**EXCERPT**:
________

(Blogger’s note: Back to help us untangle our often complex
legal system is Stan Glisson, a local Bremerton defense attorney.
You might remember his last column explaining whether a driver
flashing his headlights is a first amendment right. Here’s
Glisson’s take on two supreme court decisions this week that will
give criminal defendants far greater abilities to challenge
decisions in the prcoess known as ‘plea bargaining.’)
In
two brand new decisions, the US Supreme Court has dramatically
extended legal protection to criminal defendants in the plea
negotiation process. Historically, courts have protected defendants
against incompetent defense with the ‘ineffective assistance of
counsel’ standard. Basically, the accused person can be granted a
new trial when the lawyer’s level of skill at trial appears so
poor, or a strategic decision so difficult to justify, that that
the jury did not hear a reasonable defense.

________

**STATED EXERCISE**: Carry the column about the two Supreme Court plea-bargaining decisions forward from its final sentence.

________

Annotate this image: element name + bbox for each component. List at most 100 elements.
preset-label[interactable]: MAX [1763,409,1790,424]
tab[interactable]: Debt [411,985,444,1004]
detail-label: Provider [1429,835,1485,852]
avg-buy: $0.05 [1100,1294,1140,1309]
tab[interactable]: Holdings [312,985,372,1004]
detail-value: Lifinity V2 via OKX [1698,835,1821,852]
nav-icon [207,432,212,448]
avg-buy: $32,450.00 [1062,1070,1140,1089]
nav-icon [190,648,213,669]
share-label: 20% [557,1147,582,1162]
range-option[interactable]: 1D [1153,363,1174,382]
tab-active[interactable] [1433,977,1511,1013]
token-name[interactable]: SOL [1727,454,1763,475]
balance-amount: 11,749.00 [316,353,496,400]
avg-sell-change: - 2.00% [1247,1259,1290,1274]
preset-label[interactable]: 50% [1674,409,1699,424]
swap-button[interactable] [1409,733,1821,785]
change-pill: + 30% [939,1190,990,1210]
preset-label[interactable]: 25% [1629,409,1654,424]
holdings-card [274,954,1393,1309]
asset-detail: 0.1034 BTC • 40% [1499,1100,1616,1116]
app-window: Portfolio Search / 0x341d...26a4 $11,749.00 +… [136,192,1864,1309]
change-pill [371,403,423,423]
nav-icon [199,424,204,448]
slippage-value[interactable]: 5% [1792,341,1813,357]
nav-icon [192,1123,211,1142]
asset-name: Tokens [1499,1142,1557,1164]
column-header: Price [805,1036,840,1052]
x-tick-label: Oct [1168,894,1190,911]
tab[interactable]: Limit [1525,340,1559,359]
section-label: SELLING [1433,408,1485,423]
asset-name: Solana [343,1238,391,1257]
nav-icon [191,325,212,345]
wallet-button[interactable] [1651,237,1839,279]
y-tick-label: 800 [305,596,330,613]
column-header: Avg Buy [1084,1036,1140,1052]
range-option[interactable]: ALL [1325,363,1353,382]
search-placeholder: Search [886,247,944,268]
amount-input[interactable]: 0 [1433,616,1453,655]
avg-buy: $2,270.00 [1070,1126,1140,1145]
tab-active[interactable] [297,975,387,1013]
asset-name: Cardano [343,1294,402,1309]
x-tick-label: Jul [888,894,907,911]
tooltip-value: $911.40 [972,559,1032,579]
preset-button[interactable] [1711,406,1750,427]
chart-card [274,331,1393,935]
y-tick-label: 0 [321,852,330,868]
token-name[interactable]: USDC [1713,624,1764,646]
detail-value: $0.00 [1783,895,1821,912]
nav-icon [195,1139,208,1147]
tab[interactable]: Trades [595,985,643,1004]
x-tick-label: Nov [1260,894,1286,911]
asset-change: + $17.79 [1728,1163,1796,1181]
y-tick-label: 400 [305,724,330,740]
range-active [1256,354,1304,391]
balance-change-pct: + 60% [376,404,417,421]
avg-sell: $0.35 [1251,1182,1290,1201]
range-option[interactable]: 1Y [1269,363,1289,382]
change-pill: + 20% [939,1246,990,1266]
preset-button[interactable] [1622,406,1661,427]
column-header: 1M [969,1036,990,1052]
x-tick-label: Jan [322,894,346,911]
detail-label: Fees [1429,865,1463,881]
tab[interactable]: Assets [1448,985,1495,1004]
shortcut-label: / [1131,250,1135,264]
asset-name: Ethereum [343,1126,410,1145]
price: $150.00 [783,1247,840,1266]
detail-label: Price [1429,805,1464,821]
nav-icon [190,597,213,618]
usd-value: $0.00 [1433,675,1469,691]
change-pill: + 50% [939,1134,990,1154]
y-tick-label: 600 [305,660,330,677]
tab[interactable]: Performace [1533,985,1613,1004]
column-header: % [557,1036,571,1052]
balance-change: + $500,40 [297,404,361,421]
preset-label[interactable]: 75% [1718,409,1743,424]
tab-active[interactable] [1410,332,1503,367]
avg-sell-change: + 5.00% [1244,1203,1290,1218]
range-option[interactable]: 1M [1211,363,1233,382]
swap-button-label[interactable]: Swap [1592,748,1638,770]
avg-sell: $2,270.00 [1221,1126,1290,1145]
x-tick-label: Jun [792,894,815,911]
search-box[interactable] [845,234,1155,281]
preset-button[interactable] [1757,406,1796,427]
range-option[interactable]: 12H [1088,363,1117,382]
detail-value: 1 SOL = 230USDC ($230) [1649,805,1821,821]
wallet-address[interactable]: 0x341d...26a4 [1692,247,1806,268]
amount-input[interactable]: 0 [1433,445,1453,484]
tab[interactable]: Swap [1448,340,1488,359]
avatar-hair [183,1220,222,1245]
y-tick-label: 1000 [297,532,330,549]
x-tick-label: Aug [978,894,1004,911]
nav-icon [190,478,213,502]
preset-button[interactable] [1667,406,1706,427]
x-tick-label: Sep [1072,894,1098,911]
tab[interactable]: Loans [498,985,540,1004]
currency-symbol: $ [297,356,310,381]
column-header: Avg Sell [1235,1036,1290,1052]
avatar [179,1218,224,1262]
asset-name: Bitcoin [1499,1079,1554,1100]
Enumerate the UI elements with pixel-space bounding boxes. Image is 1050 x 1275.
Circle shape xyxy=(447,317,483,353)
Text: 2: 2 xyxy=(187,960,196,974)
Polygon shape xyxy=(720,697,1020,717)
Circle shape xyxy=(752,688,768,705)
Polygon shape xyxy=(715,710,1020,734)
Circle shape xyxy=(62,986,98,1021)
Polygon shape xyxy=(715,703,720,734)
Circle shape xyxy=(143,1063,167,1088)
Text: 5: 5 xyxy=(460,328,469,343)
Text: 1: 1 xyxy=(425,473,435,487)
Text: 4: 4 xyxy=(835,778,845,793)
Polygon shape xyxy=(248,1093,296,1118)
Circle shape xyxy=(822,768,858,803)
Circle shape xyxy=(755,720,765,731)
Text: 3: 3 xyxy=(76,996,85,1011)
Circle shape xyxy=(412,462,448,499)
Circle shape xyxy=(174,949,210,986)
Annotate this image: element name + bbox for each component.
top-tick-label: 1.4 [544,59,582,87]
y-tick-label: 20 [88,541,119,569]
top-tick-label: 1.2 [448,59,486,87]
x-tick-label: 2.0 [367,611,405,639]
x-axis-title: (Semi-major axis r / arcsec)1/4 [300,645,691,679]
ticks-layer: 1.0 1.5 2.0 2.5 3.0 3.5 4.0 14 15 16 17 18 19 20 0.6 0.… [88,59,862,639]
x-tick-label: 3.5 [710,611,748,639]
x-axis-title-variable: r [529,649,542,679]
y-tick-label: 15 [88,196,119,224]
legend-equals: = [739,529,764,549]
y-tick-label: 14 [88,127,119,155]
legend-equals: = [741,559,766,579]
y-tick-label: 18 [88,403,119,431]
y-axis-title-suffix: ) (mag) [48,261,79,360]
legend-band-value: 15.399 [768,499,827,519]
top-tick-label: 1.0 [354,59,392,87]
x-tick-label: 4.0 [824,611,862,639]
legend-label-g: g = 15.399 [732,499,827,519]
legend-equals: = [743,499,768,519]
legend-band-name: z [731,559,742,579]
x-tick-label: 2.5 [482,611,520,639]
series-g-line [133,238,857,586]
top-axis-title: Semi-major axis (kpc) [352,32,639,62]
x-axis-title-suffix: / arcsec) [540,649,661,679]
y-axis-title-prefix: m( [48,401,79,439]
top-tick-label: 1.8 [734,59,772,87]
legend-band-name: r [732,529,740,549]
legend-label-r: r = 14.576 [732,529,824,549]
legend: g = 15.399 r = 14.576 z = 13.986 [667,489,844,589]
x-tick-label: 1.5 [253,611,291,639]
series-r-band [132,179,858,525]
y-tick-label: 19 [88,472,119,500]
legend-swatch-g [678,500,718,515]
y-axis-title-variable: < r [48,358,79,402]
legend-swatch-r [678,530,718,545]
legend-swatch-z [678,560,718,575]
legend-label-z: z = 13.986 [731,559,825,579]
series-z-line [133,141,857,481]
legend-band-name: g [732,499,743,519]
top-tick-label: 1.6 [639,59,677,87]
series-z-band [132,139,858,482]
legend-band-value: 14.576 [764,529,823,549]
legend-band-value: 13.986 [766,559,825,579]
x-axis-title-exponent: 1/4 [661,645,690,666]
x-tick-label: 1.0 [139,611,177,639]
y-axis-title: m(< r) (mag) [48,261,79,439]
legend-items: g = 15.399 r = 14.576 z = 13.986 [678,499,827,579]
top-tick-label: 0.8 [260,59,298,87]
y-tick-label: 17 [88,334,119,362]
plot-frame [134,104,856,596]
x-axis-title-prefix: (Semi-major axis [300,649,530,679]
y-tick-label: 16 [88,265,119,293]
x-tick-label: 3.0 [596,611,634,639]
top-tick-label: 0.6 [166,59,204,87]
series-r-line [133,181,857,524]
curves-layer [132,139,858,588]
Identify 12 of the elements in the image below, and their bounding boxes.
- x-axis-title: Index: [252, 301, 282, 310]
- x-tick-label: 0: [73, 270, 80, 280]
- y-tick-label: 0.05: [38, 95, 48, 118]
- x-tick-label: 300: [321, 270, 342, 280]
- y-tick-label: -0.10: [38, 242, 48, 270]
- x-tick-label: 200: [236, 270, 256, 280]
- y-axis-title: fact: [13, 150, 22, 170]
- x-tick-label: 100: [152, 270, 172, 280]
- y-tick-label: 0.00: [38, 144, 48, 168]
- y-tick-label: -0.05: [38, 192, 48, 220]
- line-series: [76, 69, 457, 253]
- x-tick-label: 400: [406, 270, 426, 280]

________

**OUTPUT OF THE TASK**:
Now, the Supreme Court has extended this protection to
apparently incompetent representation even on cases that don’t go
to trial. In Missouri v. Frye, the defendant was offered a
misdemeanor plea and 90 days in jail for what could have been a
felony driving offense. The lawyer did not tell the client the plea
offer, and it was eventually withdrawn. Later, the accused plead
guilty to the felony and received a sentence of three years in
prison. The high court decided that failure to advise the client of
the favorable plea offer was ineffective assistance, and has now
vacated the three year sentence.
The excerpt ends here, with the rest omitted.